◆ SET TASK: Reproduce every record below exactly as written, leaving out any pictures.

* start STORED ROWS *

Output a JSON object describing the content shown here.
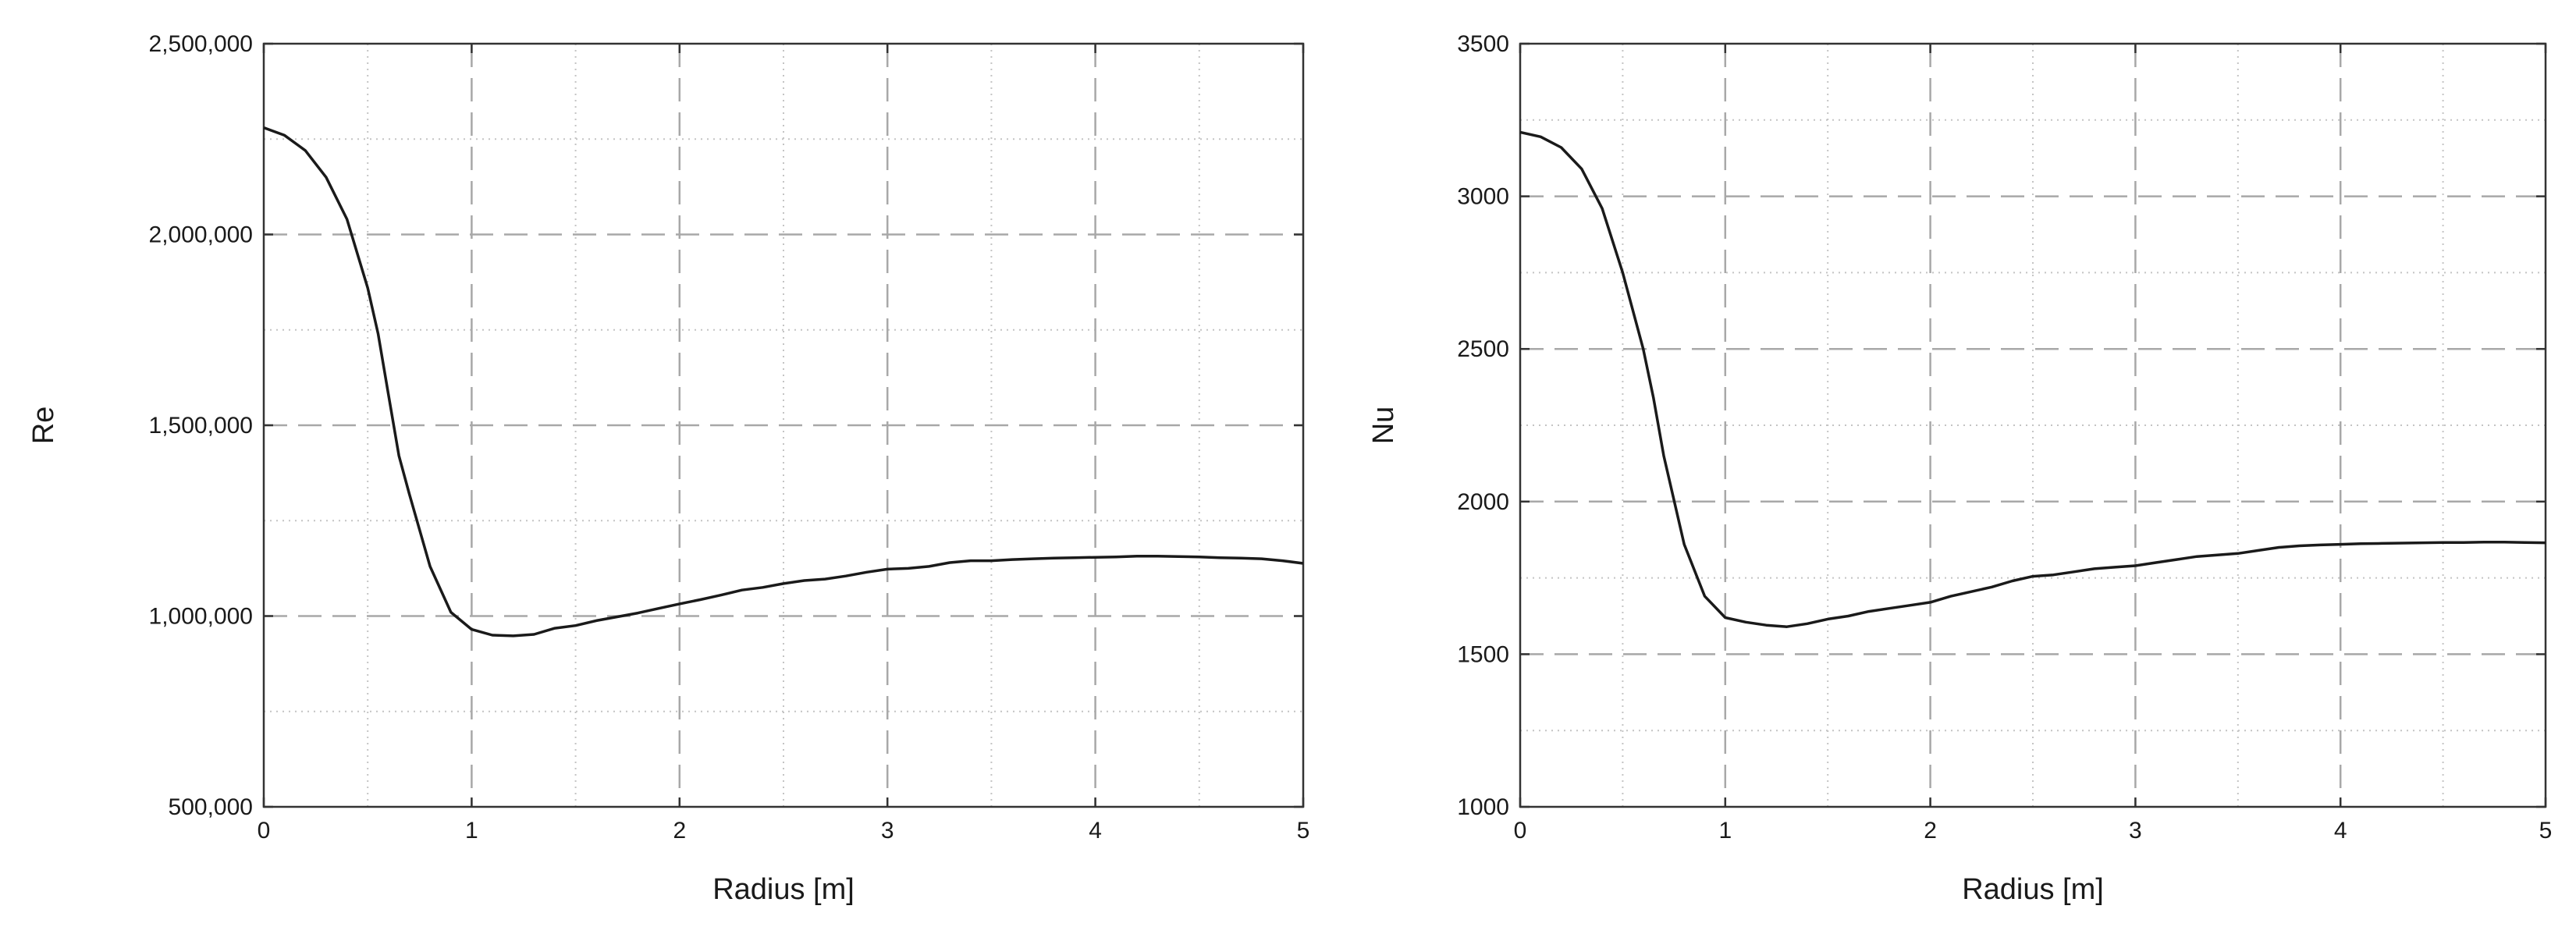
{
  "chart_data": [
    {
      "type": "line",
      "title": "",
      "xlabel": "Radius [m]",
      "ylabel": "Re",
      "xlim": [
        0,
        5
      ],
      "ylim": [
        500000,
        2500000
      ],
      "x_ticks": [
        0,
        1,
        2,
        3,
        4,
        5
      ],
      "x_tick_labels": [
        "0",
        "1",
        "2",
        "3",
        "4",
        "5"
      ],
      "y_ticks": [
        500000,
        1000000,
        1500000,
        2000000,
        2500000
      ],
      "y_tick_labels": [
        "500,000",
        "1,000,000",
        "1,500,000",
        "2,000,000",
        "2,500,000"
      ],
      "grid": true,
      "legend": "none",
      "series": [
        {
          "x": [
            0,
            0.1,
            0.2,
            0.3,
            0.4,
            0.5,
            0.55,
            0.6,
            0.65,
            0.7,
            0.8,
            0.9,
            1.0,
            1.1,
            1.2,
            1.3,
            1.4,
            1.5,
            1.6,
            1.7,
            1.8,
            1.9,
            2.0,
            2.1,
            2.2,
            2.3,
            2.4,
            2.5,
            2.6,
            2.7,
            2.8,
            2.9,
            3.0,
            3.1,
            3.2,
            3.3,
            3.4,
            3.5,
            3.6,
            3.7,
            3.8,
            3.9,
            4.0,
            4.1,
            4.2,
            4.3,
            4.4,
            4.5,
            4.6,
            4.7,
            4.8,
            4.9,
            5.0
          ],
          "values": [
            2280000,
            2260000,
            2220000,
            2150000,
            2040000,
            1860000,
            1740000,
            1580000,
            1420000,
            1320000,
            1130000,
            1010000,
            965000,
            950000,
            948000,
            952000,
            968000,
            975000,
            988000,
            998000,
            1008000,
            1020000,
            1032000,
            1043000,
            1055000,
            1068000,
            1075000,
            1085000,
            1093000,
            1097000,
            1105000,
            1115000,
            1123000,
            1125000,
            1130000,
            1140000,
            1145000,
            1145000,
            1148000,
            1150000,
            1152000,
            1153000,
            1154000,
            1155000,
            1157000,
            1157000,
            1156000,
            1155000,
            1153000,
            1152000,
            1150000,
            1145000,
            1138000
          ]
        }
      ]
    },
    {
      "type": "line",
      "title": "",
      "xlabel": "Radius [m]",
      "ylabel": "Nu",
      "xlim": [
        0,
        5
      ],
      "ylim": [
        1000,
        3500
      ],
      "x_ticks": [
        0,
        1,
        2,
        3,
        4,
        5
      ],
      "x_tick_labels": [
        "0",
        "1",
        "2",
        "3",
        "4",
        "5"
      ],
      "y_ticks": [
        1000,
        1500,
        2000,
        2500,
        3000,
        3500
      ],
      "y_tick_labels": [
        "1000",
        "1500",
        "2000",
        "2500",
        "3000",
        "3500"
      ],
      "grid": true,
      "legend": "none",
      "series": [
        {
          "x": [
            0,
            0.1,
            0.2,
            0.3,
            0.4,
            0.5,
            0.6,
            0.65,
            0.7,
            0.8,
            0.9,
            1.0,
            1.1,
            1.2,
            1.3,
            1.4,
            1.5,
            1.6,
            1.7,
            1.8,
            1.9,
            2.0,
            2.1,
            2.2,
            2.3,
            2.4,
            2.5,
            2.6,
            2.7,
            2.8,
            2.9,
            3.0,
            3.1,
            3.2,
            3.3,
            3.4,
            3.5,
            3.6,
            3.7,
            3.8,
            3.9,
            4.0,
            4.1,
            4.2,
            4.3,
            4.4,
            4.5,
            4.6,
            4.7,
            4.8,
            4.9,
            5.0
          ],
          "values": [
            3210,
            3195,
            3160,
            3090,
            2960,
            2750,
            2500,
            2340,
            2150,
            1860,
            1690,
            1620,
            1605,
            1595,
            1590,
            1600,
            1615,
            1625,
            1640,
            1650,
            1660,
            1670,
            1690,
            1705,
            1720,
            1740,
            1755,
            1760,
            1770,
            1780,
            1785,
            1790,
            1800,
            1810,
            1820,
            1825,
            1830,
            1840,
            1850,
            1855,
            1858,
            1860,
            1862,
            1863,
            1864,
            1865,
            1866,
            1866,
            1867,
            1867,
            1866,
            1865
          ]
        }
      ]
    }
  ]
}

* end STORED ROWS *

◆ REPLY TO THE EXERCISE:
Output a JSON object describing the content shown here.
{
  "chart_data": [
    {
      "type": "line",
      "title": "",
      "xlabel": "Radius [m]",
      "ylabel": "Re",
      "xlim": [
        0,
        5
      ],
      "ylim": [
        500000,
        2500000
      ],
      "x_ticks": [
        0,
        1,
        2,
        3,
        4,
        5
      ],
      "x_tick_labels": [
        "0",
        "1",
        "2",
        "3",
        "4",
        "5"
      ],
      "y_ticks": [
        500000,
        1000000,
        1500000,
        2000000,
        2500000
      ],
      "y_tick_labels": [
        "500,000",
        "1,000,000",
        "1,500,000",
        "2,000,000",
        "2,500,000"
      ],
      "grid": true,
      "legend": "none",
      "series": [
        {
          "x": [
            0,
            0.1,
            0.2,
            0.3,
            0.4,
            0.5,
            0.55,
            0.6,
            0.65,
            0.7,
            0.8,
            0.9,
            1.0,
            1.1,
            1.2,
            1.3,
            1.4,
            1.5,
            1.6,
            1.7,
            1.8,
            1.9,
            2.0,
            2.1,
            2.2,
            2.3,
            2.4,
            2.5,
            2.6,
            2.7,
            2.8,
            2.9,
            3.0,
            3.1,
            3.2,
            3.3,
            3.4,
            3.5,
            3.6,
            3.7,
            3.8,
            3.9,
            4.0,
            4.1,
            4.2,
            4.3,
            4.4,
            4.5,
            4.6,
            4.7,
            4.8,
            4.9,
            5.0
          ],
          "values": [
            2280000,
            2260000,
            2220000,
            2150000,
            2040000,
            1860000,
            1740000,
            1580000,
            1420000,
            1320000,
            1130000,
            1010000,
            965000,
            950000,
            948000,
            952000,
            968000,
            975000,
            988000,
            998000,
            1008000,
            1020000,
            1032000,
            1043000,
            1055000,
            1068000,
            1075000,
            1085000,
            1093000,
            1097000,
            1105000,
            1115000,
            1123000,
            1125000,
            1130000,
            1140000,
            1145000,
            1145000,
            1148000,
            1150000,
            1152000,
            1153000,
            1154000,
            1155000,
            1157000,
            1157000,
            1156000,
            1155000,
            1153000,
            1152000,
            1150000,
            1145000,
            1138000
          ]
        }
      ]
    },
    {
      "type": "line",
      "title": "",
      "xlabel": "Radius [m]",
      "ylabel": "Nu",
      "xlim": [
        0,
        5
      ],
      "ylim": [
        1000,
        3500
      ],
      "x_ticks": [
        0,
        1,
        2,
        3,
        4,
        5
      ],
      "x_tick_labels": [
        "0",
        "1",
        "2",
        "3",
        "4",
        "5"
      ],
      "y_ticks": [
        1000,
        1500,
        2000,
        2500,
        3000,
        3500
      ],
      "y_tick_labels": [
        "1000",
        "1500",
        "2000",
        "2500",
        "3000",
        "3500"
      ],
      "grid": true,
      "legend": "none",
      "series": [
        {
          "x": [
            0,
            0.1,
            0.2,
            0.3,
            0.4,
            0.5,
            0.6,
            0.65,
            0.7,
            0.8,
            0.9,
            1.0,
            1.1,
            1.2,
            1.3,
            1.4,
            1.5,
            1.6,
            1.7,
            1.8,
            1.9,
            2.0,
            2.1,
            2.2,
            2.3,
            2.4,
            2.5,
            2.6,
            2.7,
            2.8,
            2.9,
            3.0,
            3.1,
            3.2,
            3.3,
            3.4,
            3.5,
            3.6,
            3.7,
            3.8,
            3.9,
            4.0,
            4.1,
            4.2,
            4.3,
            4.4,
            4.5,
            4.6,
            4.7,
            4.8,
            4.9,
            5.0
          ],
          "values": [
            3210,
            3195,
            3160,
            3090,
            2960,
            2750,
            2500,
            2340,
            2150,
            1860,
            1690,
            1620,
            1605,
            1595,
            1590,
            1600,
            1615,
            1625,
            1640,
            1650,
            1660,
            1670,
            1690,
            1705,
            1720,
            1740,
            1755,
            1760,
            1770,
            1780,
            1785,
            1790,
            1800,
            1810,
            1820,
            1825,
            1830,
            1840,
            1850,
            1855,
            1858,
            1860,
            1862,
            1863,
            1864,
            1865,
            1866,
            1866,
            1867,
            1867,
            1866,
            1865
          ]
        }
      ]
    }
  ]
}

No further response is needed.